Is This Too Much Algae?

Discussion in 'Algae' started by Komarr, Jul 16, 2019.

  1. Komarr

    KomarrNew MemberMember

    Should I be concerned about this amount of algae?
    Tank is a 55gal. Been running for about 5 months. Has 2 AquaClear 50 filters. The main algae growth is in the flow from the filters. I do weekly 20% water change and add Seachem Flourish once per week. Ph is 8.4, straight from the tap. I don't mess with it. At my weekly changes Ammonia and Nitrites are 0, Nitrates run from 10-20 ppm.

    Stock is: 10 Neon Tetra, 6 Cherry Barbs, 2 BN Plecos (last added, maybe 2 weeks ago. They're less then an inch each), 1 Dwarf Gourami, 6 Amano Shrimp, 2 Bamboo shrimp, 8-10 Cherry Shrimp (not sure, we had babies!), 2 blue and 2 yellow shrimp (sorry, forget exact names, but Cherry size).

    Plants: Anarchis, Java Fern, Java Moss, 3 Straight Val, 2 Dwarf Anubias.

    Been noticing the algae for about a month. 2 weeks ago I "combed" some of it out with tongs, but it's returning. Am I over-reacting or should I make some changes? I figure I have some stocking room if there is any critters that can help with this?

    Attached Files:

  2. Markinglis

    MarkinglisNew MemberMember

    It doesn’t look too excessive from the pictures. If you are worried otocinclus are small catfish that eat lots and lots of algae. Also things like lots of plants and increased water flow can help get rid of algae. If none of this is possible for you to do or doesn’t work pet stores or your local fish store will sell chemicals to add to the water that gets rid of algae.
  3. Smalltownfishfriend

    SmalltownfishfriendWell Known MemberMember

    The chemicals for algae are not shrimp or invert safe unfortunately.
  4. Markinglis

    MarkinglisNew MemberMember

    Oh yeah i totally forgot about that. I once I stupidly put algae ridding chemicals in my tank and it killed my poor bamboo shrimp.
  5. oldsalt777

    oldsalt777Well Known MemberMember

    Hello Kom...

Tasks to carry out:
1. Answer these questions about the algae forum thread:
(a) How long has the tank been running?
(b) Which small catfish does Markinglis suggest for eating algae?
(c) What did algae-ridding chemicals kill in Markinglis's tank?
2. Copy word for word the part of the algae forum thread from "Discussion in 'Algae'" to "2 Dwarf Anubias.".

Document structure recognition data:
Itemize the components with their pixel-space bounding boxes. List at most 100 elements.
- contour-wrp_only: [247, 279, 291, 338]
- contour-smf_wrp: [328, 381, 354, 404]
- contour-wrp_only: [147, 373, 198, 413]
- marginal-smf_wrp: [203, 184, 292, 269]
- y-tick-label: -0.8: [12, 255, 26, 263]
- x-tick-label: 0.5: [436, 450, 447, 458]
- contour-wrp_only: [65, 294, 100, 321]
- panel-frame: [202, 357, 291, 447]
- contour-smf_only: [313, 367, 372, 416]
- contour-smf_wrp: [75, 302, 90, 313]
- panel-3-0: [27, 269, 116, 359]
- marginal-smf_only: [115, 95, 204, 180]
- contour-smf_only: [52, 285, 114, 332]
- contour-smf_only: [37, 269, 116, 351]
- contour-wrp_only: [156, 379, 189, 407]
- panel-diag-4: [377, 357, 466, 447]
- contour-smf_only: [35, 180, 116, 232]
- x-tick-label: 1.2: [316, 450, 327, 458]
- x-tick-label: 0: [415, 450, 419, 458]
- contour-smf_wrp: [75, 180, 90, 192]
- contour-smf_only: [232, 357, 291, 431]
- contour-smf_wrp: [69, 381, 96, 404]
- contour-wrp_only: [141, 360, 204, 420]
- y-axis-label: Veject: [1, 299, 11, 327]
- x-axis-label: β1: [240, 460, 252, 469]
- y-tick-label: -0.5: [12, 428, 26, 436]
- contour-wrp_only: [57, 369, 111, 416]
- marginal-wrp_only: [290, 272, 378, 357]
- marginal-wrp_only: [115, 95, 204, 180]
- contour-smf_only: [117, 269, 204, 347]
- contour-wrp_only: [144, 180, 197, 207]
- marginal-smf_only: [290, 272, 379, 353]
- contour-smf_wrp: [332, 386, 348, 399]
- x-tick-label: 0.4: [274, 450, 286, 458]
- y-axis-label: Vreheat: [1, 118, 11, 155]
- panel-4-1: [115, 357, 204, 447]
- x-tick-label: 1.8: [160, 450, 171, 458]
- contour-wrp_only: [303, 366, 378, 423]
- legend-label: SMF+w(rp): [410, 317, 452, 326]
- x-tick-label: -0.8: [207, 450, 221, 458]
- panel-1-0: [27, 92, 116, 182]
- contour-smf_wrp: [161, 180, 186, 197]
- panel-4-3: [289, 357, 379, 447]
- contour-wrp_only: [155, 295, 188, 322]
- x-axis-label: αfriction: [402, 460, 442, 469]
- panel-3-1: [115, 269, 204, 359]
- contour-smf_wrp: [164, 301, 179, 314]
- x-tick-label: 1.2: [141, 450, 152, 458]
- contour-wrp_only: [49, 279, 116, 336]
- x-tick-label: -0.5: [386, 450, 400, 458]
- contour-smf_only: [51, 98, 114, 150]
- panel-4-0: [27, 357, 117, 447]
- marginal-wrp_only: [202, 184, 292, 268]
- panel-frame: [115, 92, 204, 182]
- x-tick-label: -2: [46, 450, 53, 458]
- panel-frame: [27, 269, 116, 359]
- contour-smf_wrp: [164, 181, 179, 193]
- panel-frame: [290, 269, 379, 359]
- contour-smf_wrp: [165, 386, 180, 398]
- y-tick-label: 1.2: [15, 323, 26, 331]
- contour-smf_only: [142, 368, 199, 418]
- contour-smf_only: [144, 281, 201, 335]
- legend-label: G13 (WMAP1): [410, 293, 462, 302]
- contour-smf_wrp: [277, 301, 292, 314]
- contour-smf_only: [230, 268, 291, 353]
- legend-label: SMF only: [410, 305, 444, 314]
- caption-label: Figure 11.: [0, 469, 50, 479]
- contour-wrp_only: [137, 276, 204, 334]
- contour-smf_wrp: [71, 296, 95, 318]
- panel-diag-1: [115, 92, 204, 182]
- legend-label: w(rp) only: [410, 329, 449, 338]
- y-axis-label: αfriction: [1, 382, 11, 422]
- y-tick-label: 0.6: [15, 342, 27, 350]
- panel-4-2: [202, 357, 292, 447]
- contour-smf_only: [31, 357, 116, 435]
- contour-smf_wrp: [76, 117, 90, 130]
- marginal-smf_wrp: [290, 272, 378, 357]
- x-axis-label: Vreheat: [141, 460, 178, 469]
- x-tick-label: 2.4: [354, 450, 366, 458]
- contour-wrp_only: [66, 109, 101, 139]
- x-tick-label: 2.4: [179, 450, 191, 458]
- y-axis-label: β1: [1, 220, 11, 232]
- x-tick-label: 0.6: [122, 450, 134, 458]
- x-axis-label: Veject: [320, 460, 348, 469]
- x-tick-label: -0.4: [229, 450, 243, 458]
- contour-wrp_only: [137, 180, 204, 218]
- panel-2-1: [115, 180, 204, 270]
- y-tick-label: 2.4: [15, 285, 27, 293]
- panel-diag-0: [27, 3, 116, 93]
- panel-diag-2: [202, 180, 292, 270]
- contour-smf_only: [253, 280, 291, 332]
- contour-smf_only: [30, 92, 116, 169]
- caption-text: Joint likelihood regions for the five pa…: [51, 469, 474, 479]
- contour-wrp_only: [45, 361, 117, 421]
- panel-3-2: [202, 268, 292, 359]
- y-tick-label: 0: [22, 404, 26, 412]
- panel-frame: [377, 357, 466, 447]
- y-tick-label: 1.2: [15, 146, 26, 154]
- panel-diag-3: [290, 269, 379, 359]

Task-by-task solutions:
1.
(a) About 5 months.
(b) Otocinclus.
(c) A bamboo shrimp.

2.
Discussion in 'Algae' started by Komarr, Jul 16, 2019.

  1. Komarr

    KomarrNew MemberMember

    Should I be concerned about this amount of algae?
    Tank is a 55gal. Been running for about 5 months. Has 2 AquaClear 50 filters. The main algae growth is in the flow from the filters. I do weekly 20% water change and add Seachem Flourish once per week. Ph is 8.4, straight from the tap. I don't mess with it. At my weekly changes Ammonia and Nitrites are 0, Nitrates run from 10-20 ppm.

    Stock is: 10 Neon Tetra, 6 Cherry Barbs, 2 BN Plecos (last added, maybe 2 weeks ago. They're less then an inch each), 1 Dwarf Gourami, 6 Amano Shrimp, 2 Bamboo shrimp, 8-10 Cherry Shrimp (not sure, we had babies!), 2 blue and 2 yellow shrimp (sorry, forget exact names, but Cherry size).

    Plants: Anarchis, Java Fern, Java Moss, 3 Straight Val, 2 Dwarf Anubias.